● **Reading passage**
-- Opening Marker --

Examination Techniques: This course introduces students to basic patient care techniques. Students learn how to take a patient history, record basic vital signs, and prepare patients to see the physician. Learners explore clinical practice, procedures, and skills, including taking blood pressure, temperature, and weight. Students also learn health and safety standards, such as those regarding the disposal of medical waste.
Pharmacology: Students learn the basics of medication, including drug classification and how to identify controlled substances. The course covers types of drugs, how they work, and how they may interact with other medicines. Learners calculate proper dosages and study their obligation to report illegal activity related to drug controls and protocols.
Medical Law and Ethics: Everyone in the medical field must adhere to certain legal and ethical obligations to protect their patients' privacy while also ensuring their health and wellbeing. Students discuss case studies of situations involving ethical dilemmas and develop solutions based on research and review of legal requirements, such as reporting suspected abuse, and professional ethics.
The aging U.S. population and need for more preventative health services continue to drive employment in all areas of healthcare. Medical assistants can expect continued positive job prospects, with the U.S. Bureau of Labor Statistics (BLS) projecting a 29% rise in employment between 2016 and 2026. Medical assistants often find work in physician's offices, taking patient histories, preparing lab specimens, and charting patient health in electronic medical records.

-- Closing Marker --

Reproduce word for word the stretch of the medical assistant course text above from "The aging U.S." through "electronic medical records.".

● **Provided data**
-- Opening Marker --

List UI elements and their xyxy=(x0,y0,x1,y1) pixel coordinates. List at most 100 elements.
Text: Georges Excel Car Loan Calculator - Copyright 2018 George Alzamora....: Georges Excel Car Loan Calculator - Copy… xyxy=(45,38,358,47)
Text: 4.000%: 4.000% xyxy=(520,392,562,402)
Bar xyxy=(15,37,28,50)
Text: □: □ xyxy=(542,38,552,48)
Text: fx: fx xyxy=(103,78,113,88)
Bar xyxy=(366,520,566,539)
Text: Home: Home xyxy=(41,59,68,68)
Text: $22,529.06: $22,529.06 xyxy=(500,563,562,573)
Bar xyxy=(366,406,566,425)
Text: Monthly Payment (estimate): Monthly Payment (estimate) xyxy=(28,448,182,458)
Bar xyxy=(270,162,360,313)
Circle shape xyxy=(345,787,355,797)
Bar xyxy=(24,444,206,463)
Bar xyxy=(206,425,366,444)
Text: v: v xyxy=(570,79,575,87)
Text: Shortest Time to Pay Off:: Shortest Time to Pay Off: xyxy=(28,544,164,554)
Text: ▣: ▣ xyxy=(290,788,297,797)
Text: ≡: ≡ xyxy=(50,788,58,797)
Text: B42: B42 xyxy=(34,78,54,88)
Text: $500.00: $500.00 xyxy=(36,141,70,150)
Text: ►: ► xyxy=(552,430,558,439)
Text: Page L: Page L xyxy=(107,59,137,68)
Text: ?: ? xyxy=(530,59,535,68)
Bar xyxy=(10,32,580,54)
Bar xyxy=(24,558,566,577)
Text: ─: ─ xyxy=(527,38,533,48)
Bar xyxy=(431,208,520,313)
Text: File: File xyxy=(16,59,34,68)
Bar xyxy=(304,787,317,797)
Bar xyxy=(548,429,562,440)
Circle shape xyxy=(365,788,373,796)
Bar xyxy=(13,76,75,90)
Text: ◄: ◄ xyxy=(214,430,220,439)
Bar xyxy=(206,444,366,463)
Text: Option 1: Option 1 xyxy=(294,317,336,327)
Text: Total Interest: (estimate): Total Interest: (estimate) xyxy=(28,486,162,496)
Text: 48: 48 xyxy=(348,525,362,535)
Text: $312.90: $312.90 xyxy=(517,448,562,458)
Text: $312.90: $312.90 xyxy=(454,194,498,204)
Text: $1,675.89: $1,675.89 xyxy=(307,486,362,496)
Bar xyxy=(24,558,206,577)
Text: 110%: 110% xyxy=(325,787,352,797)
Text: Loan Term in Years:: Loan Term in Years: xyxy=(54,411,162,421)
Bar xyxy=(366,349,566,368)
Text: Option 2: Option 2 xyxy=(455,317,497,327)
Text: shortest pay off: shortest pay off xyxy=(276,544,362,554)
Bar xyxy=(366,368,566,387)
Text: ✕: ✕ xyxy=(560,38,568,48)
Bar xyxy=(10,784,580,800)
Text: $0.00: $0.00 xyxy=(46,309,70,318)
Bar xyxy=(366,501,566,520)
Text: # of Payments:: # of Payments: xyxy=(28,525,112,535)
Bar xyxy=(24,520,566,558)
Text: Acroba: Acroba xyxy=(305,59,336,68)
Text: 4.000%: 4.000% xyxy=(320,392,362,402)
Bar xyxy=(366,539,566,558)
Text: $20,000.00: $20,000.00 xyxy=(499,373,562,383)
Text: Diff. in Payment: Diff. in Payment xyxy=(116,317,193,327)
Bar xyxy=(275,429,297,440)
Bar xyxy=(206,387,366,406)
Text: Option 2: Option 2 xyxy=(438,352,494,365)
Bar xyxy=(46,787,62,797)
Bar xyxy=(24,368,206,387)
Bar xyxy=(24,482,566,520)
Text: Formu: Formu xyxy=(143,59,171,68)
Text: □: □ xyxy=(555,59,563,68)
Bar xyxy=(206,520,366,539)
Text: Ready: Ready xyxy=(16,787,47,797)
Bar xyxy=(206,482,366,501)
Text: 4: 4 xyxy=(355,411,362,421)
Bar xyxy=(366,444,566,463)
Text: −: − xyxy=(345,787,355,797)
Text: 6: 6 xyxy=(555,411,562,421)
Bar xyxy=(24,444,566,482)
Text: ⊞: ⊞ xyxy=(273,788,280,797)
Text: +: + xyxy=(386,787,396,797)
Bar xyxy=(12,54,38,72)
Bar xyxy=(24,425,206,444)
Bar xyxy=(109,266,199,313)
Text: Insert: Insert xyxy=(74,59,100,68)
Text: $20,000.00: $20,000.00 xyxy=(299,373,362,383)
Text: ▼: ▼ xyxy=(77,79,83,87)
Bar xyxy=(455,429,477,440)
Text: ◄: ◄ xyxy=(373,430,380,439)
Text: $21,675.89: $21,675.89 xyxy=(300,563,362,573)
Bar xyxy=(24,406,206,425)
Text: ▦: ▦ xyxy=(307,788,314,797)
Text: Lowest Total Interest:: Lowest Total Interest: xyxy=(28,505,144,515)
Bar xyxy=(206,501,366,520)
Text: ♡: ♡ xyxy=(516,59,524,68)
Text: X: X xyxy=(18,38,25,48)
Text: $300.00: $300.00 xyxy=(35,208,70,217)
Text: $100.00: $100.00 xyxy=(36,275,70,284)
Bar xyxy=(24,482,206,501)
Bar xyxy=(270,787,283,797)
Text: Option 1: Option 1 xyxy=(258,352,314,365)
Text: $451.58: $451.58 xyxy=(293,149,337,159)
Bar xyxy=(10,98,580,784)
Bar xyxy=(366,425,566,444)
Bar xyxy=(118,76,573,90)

-- Closing Marker --

● **Answer section**
The aging U.S. population and need for more preventative health services continue to drive employment in all areas of healthcare. Medical assistants can expect continued positive job prospects, with the U.S. Bureau of Labor Statistics (BLS) projecting a 29% rise in employment between 2016 and 2026. Medical assistants often find work in physician's offices, taking patient histories, preparing lab specimens, and charting patient health in electronic medical records.